GOAL: Go through the material and pull out every line with the string "Adultes" in it.

AVAILABLE RECORDS:
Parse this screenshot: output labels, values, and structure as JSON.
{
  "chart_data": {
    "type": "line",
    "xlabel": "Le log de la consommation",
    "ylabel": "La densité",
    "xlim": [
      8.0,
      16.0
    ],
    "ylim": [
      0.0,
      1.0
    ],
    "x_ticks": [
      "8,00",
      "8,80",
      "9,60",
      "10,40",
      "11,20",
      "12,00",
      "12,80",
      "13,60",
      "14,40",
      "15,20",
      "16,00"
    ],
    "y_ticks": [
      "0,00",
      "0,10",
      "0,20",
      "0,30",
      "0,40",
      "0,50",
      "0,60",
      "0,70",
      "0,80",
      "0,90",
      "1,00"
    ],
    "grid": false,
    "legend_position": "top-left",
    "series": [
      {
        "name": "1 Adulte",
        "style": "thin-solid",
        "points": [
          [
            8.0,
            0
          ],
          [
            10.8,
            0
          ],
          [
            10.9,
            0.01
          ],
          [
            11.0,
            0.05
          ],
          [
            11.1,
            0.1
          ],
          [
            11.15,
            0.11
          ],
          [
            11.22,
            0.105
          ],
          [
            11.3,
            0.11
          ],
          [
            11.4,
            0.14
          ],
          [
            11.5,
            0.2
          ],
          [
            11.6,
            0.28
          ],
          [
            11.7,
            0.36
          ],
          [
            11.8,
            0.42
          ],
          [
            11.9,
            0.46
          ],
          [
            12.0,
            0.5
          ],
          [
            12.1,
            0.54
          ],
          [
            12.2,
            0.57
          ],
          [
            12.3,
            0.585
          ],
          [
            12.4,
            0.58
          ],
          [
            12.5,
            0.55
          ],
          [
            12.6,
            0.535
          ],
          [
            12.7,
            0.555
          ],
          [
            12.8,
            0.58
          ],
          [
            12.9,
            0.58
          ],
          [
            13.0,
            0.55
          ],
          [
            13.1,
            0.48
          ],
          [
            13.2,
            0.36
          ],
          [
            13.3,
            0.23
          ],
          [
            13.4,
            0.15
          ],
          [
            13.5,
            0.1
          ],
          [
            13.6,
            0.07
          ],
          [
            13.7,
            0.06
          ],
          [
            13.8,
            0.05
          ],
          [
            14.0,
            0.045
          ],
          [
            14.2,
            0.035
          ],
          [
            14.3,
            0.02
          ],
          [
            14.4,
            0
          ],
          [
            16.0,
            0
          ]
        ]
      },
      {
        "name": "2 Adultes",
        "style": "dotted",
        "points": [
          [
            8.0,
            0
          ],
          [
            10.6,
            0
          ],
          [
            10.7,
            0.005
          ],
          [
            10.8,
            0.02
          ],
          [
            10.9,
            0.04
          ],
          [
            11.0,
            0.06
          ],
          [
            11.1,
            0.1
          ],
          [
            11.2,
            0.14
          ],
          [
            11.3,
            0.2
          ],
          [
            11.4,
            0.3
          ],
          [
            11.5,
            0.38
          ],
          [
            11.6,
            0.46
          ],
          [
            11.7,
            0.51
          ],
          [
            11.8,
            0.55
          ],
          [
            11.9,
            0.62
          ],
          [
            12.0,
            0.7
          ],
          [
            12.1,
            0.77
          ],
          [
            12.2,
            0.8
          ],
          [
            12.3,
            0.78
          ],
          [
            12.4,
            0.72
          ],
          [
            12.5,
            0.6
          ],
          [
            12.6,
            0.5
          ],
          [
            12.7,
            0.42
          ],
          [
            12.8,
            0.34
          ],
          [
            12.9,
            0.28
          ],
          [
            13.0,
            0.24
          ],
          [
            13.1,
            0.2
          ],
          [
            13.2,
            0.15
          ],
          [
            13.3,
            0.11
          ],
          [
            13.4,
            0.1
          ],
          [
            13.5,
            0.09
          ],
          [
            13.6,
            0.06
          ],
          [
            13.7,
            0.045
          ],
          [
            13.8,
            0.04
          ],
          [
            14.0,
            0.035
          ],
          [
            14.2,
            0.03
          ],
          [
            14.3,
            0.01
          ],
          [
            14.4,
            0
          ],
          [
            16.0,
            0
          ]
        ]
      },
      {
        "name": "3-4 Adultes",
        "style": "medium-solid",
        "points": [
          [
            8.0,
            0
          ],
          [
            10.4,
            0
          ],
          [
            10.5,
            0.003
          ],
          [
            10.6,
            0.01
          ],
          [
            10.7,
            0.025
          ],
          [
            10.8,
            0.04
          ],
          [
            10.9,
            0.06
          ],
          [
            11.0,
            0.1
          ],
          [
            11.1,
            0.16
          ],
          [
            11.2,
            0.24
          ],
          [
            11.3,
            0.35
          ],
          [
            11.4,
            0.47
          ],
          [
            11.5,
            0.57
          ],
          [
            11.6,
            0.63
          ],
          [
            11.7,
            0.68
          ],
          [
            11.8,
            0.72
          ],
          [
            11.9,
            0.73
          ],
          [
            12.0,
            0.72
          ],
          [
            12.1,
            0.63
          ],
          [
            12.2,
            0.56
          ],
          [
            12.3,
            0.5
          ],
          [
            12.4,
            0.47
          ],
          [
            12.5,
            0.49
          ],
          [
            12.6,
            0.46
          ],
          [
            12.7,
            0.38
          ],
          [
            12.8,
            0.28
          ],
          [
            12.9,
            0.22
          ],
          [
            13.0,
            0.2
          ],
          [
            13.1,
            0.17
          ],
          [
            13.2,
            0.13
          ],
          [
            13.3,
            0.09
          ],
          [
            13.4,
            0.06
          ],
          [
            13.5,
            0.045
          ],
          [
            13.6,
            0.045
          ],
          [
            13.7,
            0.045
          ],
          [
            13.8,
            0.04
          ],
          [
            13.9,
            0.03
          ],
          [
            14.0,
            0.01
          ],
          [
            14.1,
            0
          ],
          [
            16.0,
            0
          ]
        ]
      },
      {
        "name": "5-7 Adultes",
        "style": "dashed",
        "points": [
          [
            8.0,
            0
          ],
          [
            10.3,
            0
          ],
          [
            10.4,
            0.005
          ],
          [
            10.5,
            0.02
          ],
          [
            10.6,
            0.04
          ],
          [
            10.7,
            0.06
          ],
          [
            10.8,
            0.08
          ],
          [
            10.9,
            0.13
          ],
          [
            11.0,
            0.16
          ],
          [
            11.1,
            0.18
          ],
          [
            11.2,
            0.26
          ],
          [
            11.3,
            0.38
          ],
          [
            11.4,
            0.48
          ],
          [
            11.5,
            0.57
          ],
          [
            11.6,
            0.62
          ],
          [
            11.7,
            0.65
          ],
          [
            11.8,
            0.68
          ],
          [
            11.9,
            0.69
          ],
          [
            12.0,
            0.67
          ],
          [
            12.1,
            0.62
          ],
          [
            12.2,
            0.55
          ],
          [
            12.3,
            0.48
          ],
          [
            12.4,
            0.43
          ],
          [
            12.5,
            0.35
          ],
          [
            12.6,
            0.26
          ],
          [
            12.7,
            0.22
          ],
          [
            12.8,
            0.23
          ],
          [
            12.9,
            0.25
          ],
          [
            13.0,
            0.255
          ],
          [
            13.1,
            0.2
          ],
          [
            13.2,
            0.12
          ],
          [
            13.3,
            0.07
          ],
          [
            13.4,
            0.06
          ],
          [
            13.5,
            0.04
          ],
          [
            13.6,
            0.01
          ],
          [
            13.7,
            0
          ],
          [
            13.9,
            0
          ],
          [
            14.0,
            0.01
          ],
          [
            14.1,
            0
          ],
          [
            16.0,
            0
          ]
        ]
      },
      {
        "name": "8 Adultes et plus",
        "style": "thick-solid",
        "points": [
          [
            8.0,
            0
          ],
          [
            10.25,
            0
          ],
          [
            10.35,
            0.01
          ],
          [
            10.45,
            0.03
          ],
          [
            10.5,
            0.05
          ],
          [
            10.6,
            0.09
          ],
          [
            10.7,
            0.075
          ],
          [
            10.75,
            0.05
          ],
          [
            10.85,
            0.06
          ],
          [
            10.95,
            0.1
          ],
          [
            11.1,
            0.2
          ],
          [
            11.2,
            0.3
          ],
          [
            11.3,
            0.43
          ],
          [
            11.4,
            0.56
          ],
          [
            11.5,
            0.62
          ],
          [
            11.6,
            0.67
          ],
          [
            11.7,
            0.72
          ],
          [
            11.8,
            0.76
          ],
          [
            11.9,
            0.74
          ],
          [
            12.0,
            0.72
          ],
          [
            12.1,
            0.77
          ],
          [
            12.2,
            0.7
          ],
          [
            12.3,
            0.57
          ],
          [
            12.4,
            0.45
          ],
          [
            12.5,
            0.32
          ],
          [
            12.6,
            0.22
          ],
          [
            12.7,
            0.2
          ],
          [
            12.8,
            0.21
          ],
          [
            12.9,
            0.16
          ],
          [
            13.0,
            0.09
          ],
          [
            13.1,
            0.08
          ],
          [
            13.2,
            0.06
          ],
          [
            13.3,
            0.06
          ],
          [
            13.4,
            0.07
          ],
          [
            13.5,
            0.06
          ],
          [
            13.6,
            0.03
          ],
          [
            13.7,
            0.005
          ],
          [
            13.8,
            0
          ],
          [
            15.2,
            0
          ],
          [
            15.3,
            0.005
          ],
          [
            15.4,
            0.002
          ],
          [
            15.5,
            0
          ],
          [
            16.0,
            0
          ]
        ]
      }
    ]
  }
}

RESPONSE:
        "name": "2 Adultes",
        "name": "3-4 Adultes",
        "name": "5-7 Adultes",
        "name": "8 Adultes et plus",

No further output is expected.